Aim of the exercise -
Every line below is to be copied exactly, with the pictures left out.

Data -
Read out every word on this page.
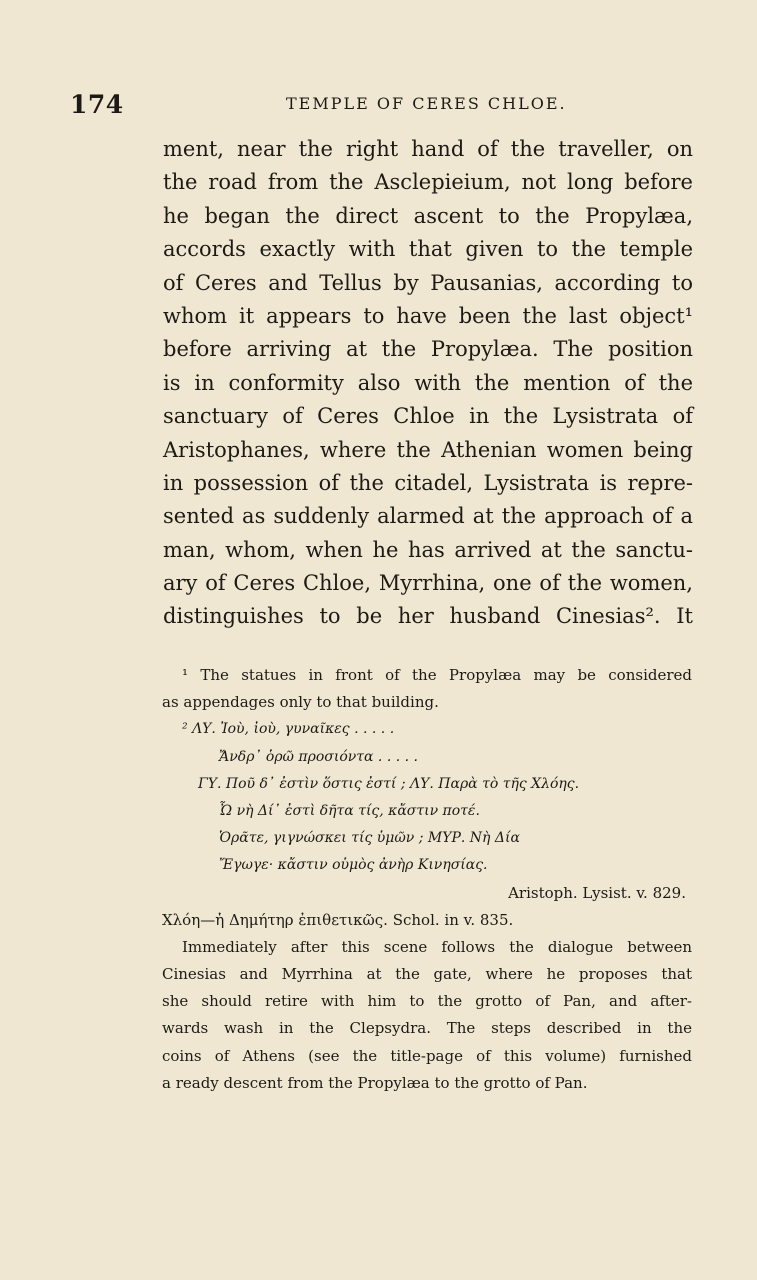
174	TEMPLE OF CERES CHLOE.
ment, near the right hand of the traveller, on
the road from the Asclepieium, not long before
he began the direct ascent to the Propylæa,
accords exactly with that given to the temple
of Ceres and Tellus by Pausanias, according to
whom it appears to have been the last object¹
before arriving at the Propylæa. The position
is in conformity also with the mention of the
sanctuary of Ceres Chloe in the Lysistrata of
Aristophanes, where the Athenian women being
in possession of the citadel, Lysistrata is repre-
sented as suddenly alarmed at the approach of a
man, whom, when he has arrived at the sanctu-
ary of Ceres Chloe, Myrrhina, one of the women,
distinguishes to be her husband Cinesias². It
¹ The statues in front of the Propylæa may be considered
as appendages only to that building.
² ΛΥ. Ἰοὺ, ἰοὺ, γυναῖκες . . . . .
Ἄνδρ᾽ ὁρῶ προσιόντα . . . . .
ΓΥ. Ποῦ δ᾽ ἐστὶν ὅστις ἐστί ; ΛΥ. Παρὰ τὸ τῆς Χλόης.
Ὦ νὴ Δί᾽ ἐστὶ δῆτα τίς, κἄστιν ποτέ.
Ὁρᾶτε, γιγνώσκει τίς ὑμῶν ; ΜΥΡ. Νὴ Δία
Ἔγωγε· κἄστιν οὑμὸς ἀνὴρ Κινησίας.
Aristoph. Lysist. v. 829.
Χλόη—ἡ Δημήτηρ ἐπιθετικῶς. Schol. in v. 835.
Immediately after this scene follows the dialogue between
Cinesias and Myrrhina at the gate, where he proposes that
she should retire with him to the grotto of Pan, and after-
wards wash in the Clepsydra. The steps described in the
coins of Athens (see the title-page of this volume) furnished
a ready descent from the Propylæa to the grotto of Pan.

Response to this task -
Read out every word on this page.
174	TEMPLE OF CERES CHLOE.
ment, near the right hand of the traveller, on
the road from the Asclepieium, not long before
he began the direct ascent to the Propylæa,
accords exactly with that given to the temple
of Ceres and Tellus by Pausanias, according to
whom it appears to have been the last object¹
before arriving at the Propylæa. The position
is in conformity also with the mention of the
sanctuary of Ceres Chloe in the Lysistrata of
Aristophanes, where the Athenian women being
in possession of the citadel, Lysistrata is repre-
sented as suddenly alarmed at the approach of a
man, whom, when he has arrived at the sanctu-
ary of Ceres Chloe, Myrrhina, one of the women,
distinguishes to be her husband Cinesias². It
¹ The statues in front of the Propylæa may be considered
as appendages only to that building.
² ΛΥ. Ἰοὺ, ἰοὺ, γυναῖκες . . . . .
Ἄνδρ᾽ ὁρῶ προσιόντα . . . . .
ΓΥ. Ποῦ δ᾽ ἐστὶν ὅστις ἐστί ; ΛΥ. Παρὰ τὸ τῆς Χλόης.
Ὦ νὴ Δί᾽ ἐστὶ δῆτα τίς, κἄστιν ποτέ.
Ὁρᾶτε, γιγνώσκει τίς ὑμῶν ; ΜΥΡ. Νὴ Δία
Ἔγωγε· κἄστιν οὑμὸς ἀνὴρ Κινησίας.
Aristoph. Lysist. v. 829.
Χλόη—ἡ Δημήτηρ ἐπιθετικῶς. Schol. in v. 835.
Immediately after this scene follows the dialogue between
Cinesias and Myrrhina at the gate, where he proposes that
she should retire with him to the grotto of Pan, and after-
wards wash in the Clepsydra. The steps described in the
coins of Athens (see the title-page of this volume) furnished
a ready descent from the Propylæa to the grotto of Pan.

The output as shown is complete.